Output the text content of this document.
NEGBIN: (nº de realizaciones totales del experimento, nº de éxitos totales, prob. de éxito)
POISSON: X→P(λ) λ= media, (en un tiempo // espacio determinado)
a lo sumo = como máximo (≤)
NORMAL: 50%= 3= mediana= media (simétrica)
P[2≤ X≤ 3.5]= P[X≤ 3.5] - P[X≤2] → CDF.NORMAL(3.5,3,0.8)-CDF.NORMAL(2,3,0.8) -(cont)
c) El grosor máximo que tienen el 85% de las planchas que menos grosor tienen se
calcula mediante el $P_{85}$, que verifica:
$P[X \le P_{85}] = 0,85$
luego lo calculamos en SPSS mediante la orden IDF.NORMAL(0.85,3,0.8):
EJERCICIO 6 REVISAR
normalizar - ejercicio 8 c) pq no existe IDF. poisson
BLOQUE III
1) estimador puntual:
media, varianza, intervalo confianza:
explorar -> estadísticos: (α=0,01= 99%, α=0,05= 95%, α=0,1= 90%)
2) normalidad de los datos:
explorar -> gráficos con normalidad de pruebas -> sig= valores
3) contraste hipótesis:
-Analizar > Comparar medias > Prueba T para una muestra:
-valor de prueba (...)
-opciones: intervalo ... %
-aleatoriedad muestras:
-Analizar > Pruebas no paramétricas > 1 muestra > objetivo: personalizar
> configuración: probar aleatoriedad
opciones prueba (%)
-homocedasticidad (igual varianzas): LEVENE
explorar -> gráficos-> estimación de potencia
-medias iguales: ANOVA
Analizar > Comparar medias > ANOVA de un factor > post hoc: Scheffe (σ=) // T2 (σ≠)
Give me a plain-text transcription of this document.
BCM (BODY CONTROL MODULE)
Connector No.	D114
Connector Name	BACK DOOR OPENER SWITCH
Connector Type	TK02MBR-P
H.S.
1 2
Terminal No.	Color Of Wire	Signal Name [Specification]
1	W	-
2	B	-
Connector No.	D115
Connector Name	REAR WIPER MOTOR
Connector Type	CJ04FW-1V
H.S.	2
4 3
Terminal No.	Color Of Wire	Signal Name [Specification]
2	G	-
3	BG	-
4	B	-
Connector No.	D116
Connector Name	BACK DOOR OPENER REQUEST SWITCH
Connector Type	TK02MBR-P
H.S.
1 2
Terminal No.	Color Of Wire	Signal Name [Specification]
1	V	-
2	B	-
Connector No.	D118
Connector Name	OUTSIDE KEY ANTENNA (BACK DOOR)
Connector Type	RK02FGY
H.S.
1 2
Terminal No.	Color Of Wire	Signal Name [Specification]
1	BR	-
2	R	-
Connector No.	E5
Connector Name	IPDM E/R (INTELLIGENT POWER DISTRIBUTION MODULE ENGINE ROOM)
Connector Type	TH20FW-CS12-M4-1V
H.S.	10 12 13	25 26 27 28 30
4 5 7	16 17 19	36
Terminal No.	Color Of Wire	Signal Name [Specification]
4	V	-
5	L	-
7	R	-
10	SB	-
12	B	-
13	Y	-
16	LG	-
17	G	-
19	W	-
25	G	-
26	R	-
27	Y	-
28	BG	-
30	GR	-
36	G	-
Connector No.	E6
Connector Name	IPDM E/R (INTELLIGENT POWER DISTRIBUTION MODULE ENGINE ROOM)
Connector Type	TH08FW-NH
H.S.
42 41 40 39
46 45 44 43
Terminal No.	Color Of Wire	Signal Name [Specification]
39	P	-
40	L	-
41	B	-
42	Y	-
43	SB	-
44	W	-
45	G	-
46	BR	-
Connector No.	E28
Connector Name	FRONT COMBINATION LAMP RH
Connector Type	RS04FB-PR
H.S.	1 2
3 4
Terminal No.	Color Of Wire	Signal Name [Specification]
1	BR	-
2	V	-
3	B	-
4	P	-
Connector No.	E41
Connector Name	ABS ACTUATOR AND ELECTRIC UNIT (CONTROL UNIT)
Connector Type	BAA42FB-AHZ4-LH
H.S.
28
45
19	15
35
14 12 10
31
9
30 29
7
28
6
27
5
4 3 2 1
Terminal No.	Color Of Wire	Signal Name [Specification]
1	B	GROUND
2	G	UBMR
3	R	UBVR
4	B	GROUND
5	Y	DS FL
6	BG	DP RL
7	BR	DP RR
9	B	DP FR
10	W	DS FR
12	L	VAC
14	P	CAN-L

— Task instructions —
Check each line of the data above for the word "Analizar", then state how many lines have it. Give the number alone.

— Result —
3